[Dataset records on visual material]
.....

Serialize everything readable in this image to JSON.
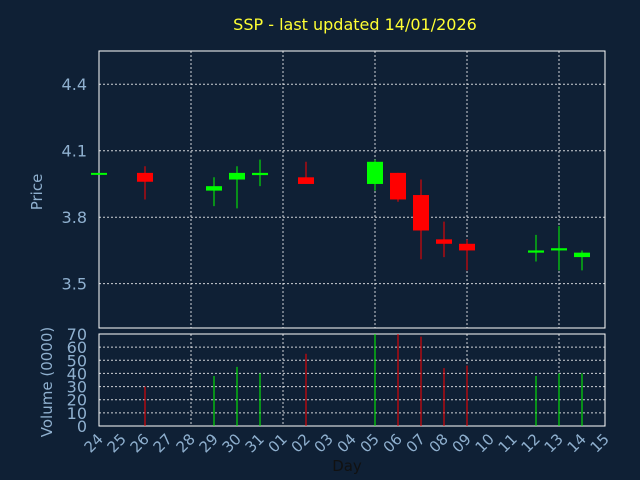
{
  "chart_data": {
    "type": "candlestick",
    "title": "SSP - last updated 14/01/2026",
    "xlabel": "Day",
    "price_panel": {
      "ylabel": "Price",
      "ylim": [
        3.3,
        4.55
      ],
      "yticks": [
        "4.4",
        "4.1",
        "3.8",
        "3.5"
      ],
      "ytick_values": [
        4.4,
        4.1,
        3.8,
        3.5
      ],
      "grid": true
    },
    "volume_panel": {
      "ylabel": "Volume (0000)",
      "ylim": [
        0,
        70
      ],
      "yticks": [
        "70",
        "60",
        "50",
        "40",
        "30",
        "20",
        "10",
        "0"
      ],
      "ytick_values": [
        70,
        60,
        50,
        40,
        30,
        20,
        10,
        0
      ],
      "grid": true
    },
    "x_ticks": [
      "24",
      "25",
      "26",
      "27",
      "28",
      "29",
      "30",
      "31",
      "01",
      "02",
      "03",
      "04",
      "05",
      "06",
      "07",
      "08",
      "09",
      "10",
      "11",
      "12",
      "13",
      "14",
      "15"
    ],
    "colors": {
      "up": "#00ff00",
      "down": "#ff0000",
      "background": "#0f2035",
      "grid": "#ffffff",
      "title": "#ffff33",
      "ticks": "#8fb0cf"
    },
    "candles": [
      {
        "day": "24",
        "open": 4.0,
        "high": 4.0,
        "low": 4.0,
        "close": 4.0,
        "volume": 0
      },
      {
        "day": "26",
        "open": 4.0,
        "high": 4.03,
        "low": 3.88,
        "close": 3.96,
        "volume": 30
      },
      {
        "day": "29",
        "open": 3.92,
        "high": 3.98,
        "low": 3.85,
        "close": 3.94,
        "volume": 38
      },
      {
        "day": "30",
        "open": 3.97,
        "high": 4.03,
        "low": 3.84,
        "close": 4.0,
        "volume": 45
      },
      {
        "day": "31",
        "open": 3.99,
        "high": 4.06,
        "low": 3.94,
        "close": 4.0,
        "volume": 40
      },
      {
        "day": "02",
        "open": 3.98,
        "high": 4.05,
        "low": 3.95,
        "close": 3.95,
        "volume": 55
      },
      {
        "day": "05",
        "open": 3.95,
        "high": 4.06,
        "low": 3.92,
        "close": 4.05,
        "volume": 70
      },
      {
        "day": "06",
        "open": 4.0,
        "high": 4.0,
        "low": 3.87,
        "close": 3.88,
        "volume": 70
      },
      {
        "day": "07",
        "open": 3.9,
        "high": 3.97,
        "low": 3.61,
        "close": 3.74,
        "volume": 68
      },
      {
        "day": "08",
        "open": 3.7,
        "high": 3.78,
        "low": 3.62,
        "close": 3.68,
        "volume": 44
      },
      {
        "day": "09",
        "open": 3.68,
        "high": 3.7,
        "low": 3.56,
        "close": 3.65,
        "volume": 46
      },
      {
        "day": "12",
        "open": 3.64,
        "high": 3.72,
        "low": 3.6,
        "close": 3.65,
        "volume": 38
      },
      {
        "day": "13",
        "open": 3.65,
        "high": 3.76,
        "low": 3.56,
        "close": 3.66,
        "volume": 40
      },
      {
        "day": "14",
        "open": 3.62,
        "high": 3.65,
        "low": 3.56,
        "close": 3.64,
        "volume": 40
      }
    ]
  }
}
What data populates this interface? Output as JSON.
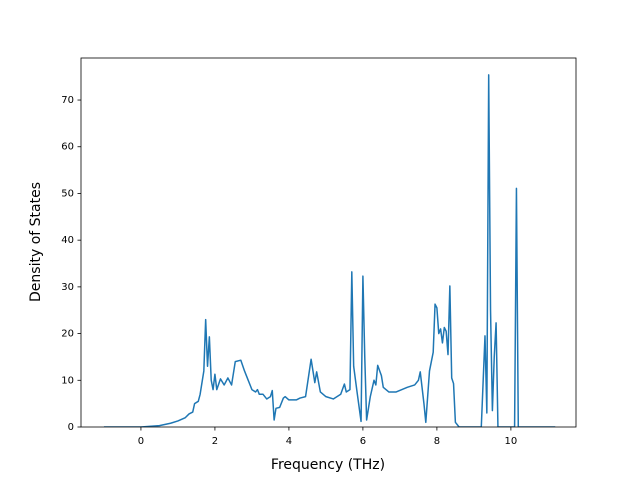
{
  "chart_data": {
    "type": "line",
    "x_label": "Frequency (THz)",
    "y_label": "Density of States",
    "x": [
      -1.0,
      0,
      0.5,
      0.8,
      1.0,
      1.2,
      1.3,
      1.4,
      1.45,
      1.55,
      1.6,
      1.7,
      1.75,
      1.8,
      1.85,
      1.9,
      1.95,
      2.0,
      2.05,
      2.15,
      2.25,
      2.35,
      2.45,
      2.55,
      2.7,
      2.8,
      2.9,
      3.0,
      3.1,
      3.15,
      3.2,
      3.3,
      3.4,
      3.5,
      3.55,
      3.6,
      3.65,
      3.75,
      3.85,
      3.9,
      4.0,
      4.2,
      4.3,
      4.45,
      4.6,
      4.7,
      4.75,
      4.85,
      5.0,
      5.2,
      5.4,
      5.5,
      5.55,
      5.65,
      5.7,
      5.75,
      5.85,
      5.95,
      6.0,
      6.05,
      6.1,
      6.2,
      6.3,
      6.35,
      6.4,
      6.5,
      6.55,
      6.7,
      6.9,
      7.2,
      7.4,
      7.5,
      7.55,
      7.65,
      7.7,
      7.8,
      7.9,
      7.95,
      8.0,
      8.05,
      8.1,
      8.15,
      8.2,
      8.25,
      8.3,
      8.35,
      8.4,
      8.45,
      8.5,
      8.6,
      9.2,
      9.3,
      9.35,
      9.4,
      9.45,
      9.5,
      9.55,
      9.6,
      9.65,
      10.1,
      10.15,
      10.2,
      11.2
    ],
    "series": [
      {
        "color": "#1f77b4",
        "values": [
          0,
          0,
          0.3,
          0.8,
          1.3,
          2.0,
          2.8,
          3.2,
          5,
          5.5,
          7,
          12,
          23,
          13,
          19.3,
          10,
          8,
          11.3,
          8,
          10.3,
          9,
          10.5,
          9,
          14,
          14.3,
          12,
          10,
          8,
          7.5,
          8,
          7,
          7,
          6,
          6.5,
          7.8,
          1.5,
          4,
          4.2,
          6.2,
          6.5,
          5.8,
          5.8,
          6.2,
          6.5,
          14.5,
          9.5,
          11.8,
          7.5,
          6.5,
          6,
          7,
          9.2,
          7.5,
          8,
          33.2,
          13,
          7,
          1.2,
          32.3,
          15,
          1.5,
          6.5,
          10,
          9,
          13.2,
          11,
          8.5,
          7.5,
          7.5,
          8.5,
          9,
          10,
          11.8,
          5,
          1,
          12,
          16,
          26.3,
          25.5,
          20,
          21,
          18,
          21.3,
          20.5,
          15.5,
          30.2,
          10.5,
          9.3,
          1,
          0,
          0,
          19.5,
          3,
          75.4,
          25,
          3.5,
          15,
          22.3,
          0,
          0,
          51.1,
          0,
          0
        ]
      }
    ],
    "xlim": [
      -1.62,
      11.76
    ],
    "xticks": [
      0,
      2,
      4,
      6,
      8,
      10
    ],
    "ylim": [
      0,
      79.0
    ],
    "yticks": [
      0,
      10,
      20,
      30,
      40,
      50,
      60,
      70
    ]
  }
}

.....

TASK BRIEF: Leave the images out, please, and restate each line word for word.

RESULT FOR THIS EXERCISE:
Serialize everything readable in this image to JSON.
{
  "chart_data": {
    "type": "candlestick",
    "title": "SSP - last updated 14/01/2026",
    "xlabel": "Day",
    "price_panel": {
      "ylabel": "Price",
      "ylim": [
        3.3,
        4.55
      ],
      "yticks": [
        "4.4",
        "4.1",
        "3.8",
        "3.5"
      ],
      "ytick_values": [
        4.4,
        4.1,
        3.8,
        3.5
      ],
      "grid": true
    },
    "volume_panel": {
      "ylabel": "Volume (0000)",
      "ylim": [
        0,
        70
      ],
      "yticks": [
        "70",
        "60",
        "50",
        "40",
        "30",
        "20",
        "10",
        "0"
      ],
      "ytick_values": [
        70,
        60,
        50,
        40,
        30,
        20,
        10,
        0
      ],
      "grid": true
    },
    "x_ticks": [
      "24",
      "25",
      "26",
      "27",
      "28",
      "29",
      "30",
      "31",
      "01",
      "02",
      "03",
      "04",
      "05",
      "06",
      "07",
      "08",
      "09",
      "10",
      "11",
      "12",
      "13",
      "14",
      "15"
    ],
    "colors": {
      "up": "#00ff00",
      "down": "#ff0000",
      "background": "#0f2035",
      "grid": "#ffffff",
      "title": "#ffff33",
      "ticks": "#8fb0cf"
    },
    "candles": [
      {
        "day": "24",
        "open": 4.0,
        "high": 4.0,
        "low": 4.0,
        "close": 4.0,
        "volume": 0
      },
      {
        "day": "26",
        "open": 4.0,
        "high": 4.03,
        "low": 3.88,
        "close": 3.96,
        "volume": 30
      },
      {
        "day": "29",
        "open": 3.92,
        "high": 3.98,
        "low": 3.85,
        "close": 3.94,
        "volume": 38
      },
      {
        "day": "30",
        "open": 3.97,
        "high": 4.03,
        "low": 3.84,
        "close": 4.0,
        "volume": 45
      },
      {
        "day": "31",
        "open": 3.99,
        "high": 4.06,
        "low": 3.94,
        "close": 4.0,
        "volume": 40
      },
      {
        "day": "02",
        "open": 3.98,
        "high": 4.05,
        "low": 3.95,
        "close": 3.95,
        "volume": 55
      },
      {
        "day": "05",
        "open": 3.95,
        "high": 4.06,
        "low": 3.92,
        "close": 4.05,
        "volume": 70
      },
      {
        "day": "06",
        "open": 4.0,
        "high": 4.0,
        "low": 3.87,
        "close": 3.88,
        "volume": 70
      },
      {
        "day": "07",
        "open": 3.9,
        "high": 3.97,
        "low": 3.61,
        "close": 3.74,
        "volume": 68
      },
      {
        "day": "08",
        "open": 3.7,
        "high": 3.78,
        "low": 3.62,
        "close": 3.68,
        "volume": 44
      },
      {
        "day": "09",
        "open": 3.68,
        "high": 3.7,
        "low": 3.56,
        "close": 3.65,
        "volume": 46
      },
      {
        "day": "12",
        "open": 3.64,
        "high": 3.72,
        "low": 3.6,
        "close": 3.65,
        "volume": 38
      },
      {
        "day": "13",
        "open": 3.65,
        "high": 3.76,
        "low": 3.56,
        "close": 3.66,
        "volume": 40
      },
      {
        "day": "14",
        "open": 3.62,
        "high": 3.65,
        "low": 3.56,
        "close": 3.64,
        "volume": 40
      }
    ]
  }
}
What data populates this interface? Output as JSON.
{
  "chart_data": {
    "type": "line",
    "x_label": "Frequency (THz)",
    "y_label": "Density of States",
    "x": [
      -1.0,
      0,
      0.5,
      0.8,
      1.0,
      1.2,
      1.3,
      1.4,
      1.45,
      1.55,
      1.6,
      1.7,
      1.75,
      1.8,
      1.85,
      1.9,
      1.95,
      2.0,
      2.05,
      2.15,
      2.25,
      2.35,
      2.45,
      2.55,
      2.7,
      2.8,
      2.9,
      3.0,
      3.1,
      3.15,
      3.2,
      3.3,
      3.4,
      3.5,
      3.55,
      3.6,
      3.65,
      3.75,
      3.85,
      3.9,
      4.0,
      4.2,
      4.3,
      4.45,
      4.6,
      4.7,
      4.75,
      4.85,
      5.0,
      5.2,
      5.4,
      5.5,
      5.55,
      5.65,
      5.7,
      5.75,
      5.85,
      5.95,
      6.0,
      6.05,
      6.1,
      6.2,
      6.3,
      6.35,
      6.4,
      6.5,
      6.55,
      6.7,
      6.9,
      7.2,
      7.4,
      7.5,
      7.55,
      7.65,
      7.7,
      7.8,
      7.9,
      7.95,
      8.0,
      8.05,
      8.1,
      8.15,
      8.2,
      8.25,
      8.3,
      8.35,
      8.4,
      8.45,
      8.5,
      8.6,
      9.2,
      9.3,
      9.35,
      9.4,
      9.45,
      9.5,
      9.55,
      9.6,
      9.65,
      10.1,
      10.15,
      10.2,
      11.2
    ],
    "series": [
      {
        "color": "#1f77b4",
        "values": [
          0,
          0,
          0.3,
          0.8,
          1.3,
          2.0,
          2.8,
          3.2,
          5,
          5.5,
          7,
          12,
          23,
          13,
          19.3,
          10,
          8,
          11.3,
          8,
          10.3,
          9,
          10.5,
          9,
          14,
          14.3,
          12,
          10,
          8,
          7.5,
          8,
          7,
          7,
          6,
          6.5,
          7.8,
          1.5,
          4,
          4.2,
          6.2,
          6.5,
          5.8,
          5.8,
          6.2,
          6.5,
          14.5,
          9.5,
          11.8,
          7.5,
          6.5,
          6,
          7,
          9.2,
          7.5,
          8,
          33.2,
          13,
          7,
          1.2,
          32.3,
          15,
          1.5,
          6.5,
          10,
          9,
          13.2,
          11,
          8.5,
          7.5,
          7.5,
          8.5,
          9,
          10,
          11.8,
          5,
          1,
          12,
          16,
          26.3,
          25.5,
          20,
          21,
          18,
          21.3,
          20.5,
          15.5,
          30.2,
          10.5,
          9.3,
          1,
          0,
          0,
          19.5,
          3,
          75.4,
          25,
          3.5,
          15,
          22.3,
          0,
          0,
          51.1,
          0,
          0
        ]
      }
    ],
    "xlim": [
      -1.62,
      11.76
    ],
    "xticks": [
      0,
      2,
      4,
      6,
      8,
      10
    ],
    "ylim": [
      0,
      79.0
    ],
    "yticks": [
      0,
      10,
      20,
      30,
      40,
      50,
      60,
      70
    ]
  }
}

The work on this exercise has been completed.